Stored data entries:
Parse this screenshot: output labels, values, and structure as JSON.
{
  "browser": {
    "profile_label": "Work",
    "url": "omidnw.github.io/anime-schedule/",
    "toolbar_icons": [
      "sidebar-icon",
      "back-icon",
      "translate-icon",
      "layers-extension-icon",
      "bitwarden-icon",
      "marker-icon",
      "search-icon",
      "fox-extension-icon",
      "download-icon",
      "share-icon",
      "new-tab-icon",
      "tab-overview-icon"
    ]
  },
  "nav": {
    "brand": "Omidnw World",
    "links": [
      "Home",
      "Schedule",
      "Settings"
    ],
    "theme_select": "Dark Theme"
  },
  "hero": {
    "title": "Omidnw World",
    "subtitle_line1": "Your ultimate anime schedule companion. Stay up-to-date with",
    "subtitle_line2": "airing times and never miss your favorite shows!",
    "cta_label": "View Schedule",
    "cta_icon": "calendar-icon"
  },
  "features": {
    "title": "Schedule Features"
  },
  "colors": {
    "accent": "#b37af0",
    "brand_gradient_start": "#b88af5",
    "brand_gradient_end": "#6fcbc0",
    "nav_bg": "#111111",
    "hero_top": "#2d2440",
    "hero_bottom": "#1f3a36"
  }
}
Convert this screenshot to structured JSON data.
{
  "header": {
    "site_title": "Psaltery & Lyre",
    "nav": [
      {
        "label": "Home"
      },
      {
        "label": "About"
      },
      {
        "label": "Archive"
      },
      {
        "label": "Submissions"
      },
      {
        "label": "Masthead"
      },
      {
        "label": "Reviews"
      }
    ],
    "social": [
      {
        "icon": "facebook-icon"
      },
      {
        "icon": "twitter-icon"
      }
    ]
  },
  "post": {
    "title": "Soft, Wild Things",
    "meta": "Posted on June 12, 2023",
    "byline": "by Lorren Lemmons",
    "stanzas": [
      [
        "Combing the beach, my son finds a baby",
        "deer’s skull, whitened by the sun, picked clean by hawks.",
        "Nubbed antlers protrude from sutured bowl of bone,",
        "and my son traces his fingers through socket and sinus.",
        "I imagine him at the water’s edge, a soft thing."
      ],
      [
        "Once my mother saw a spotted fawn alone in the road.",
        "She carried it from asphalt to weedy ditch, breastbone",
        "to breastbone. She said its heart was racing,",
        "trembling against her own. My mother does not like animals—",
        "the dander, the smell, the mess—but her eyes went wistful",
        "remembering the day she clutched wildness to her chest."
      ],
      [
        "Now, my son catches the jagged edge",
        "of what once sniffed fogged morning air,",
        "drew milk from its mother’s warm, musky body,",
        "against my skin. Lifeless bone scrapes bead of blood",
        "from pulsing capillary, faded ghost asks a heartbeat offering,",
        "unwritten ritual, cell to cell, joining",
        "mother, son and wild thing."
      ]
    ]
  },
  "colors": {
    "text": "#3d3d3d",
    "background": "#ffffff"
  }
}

[Short exercise] Where a line in the material above holds "extension", copy that line.

[Solution to this problem]
      "layers-extension-icon",
      "fox-extension-icon",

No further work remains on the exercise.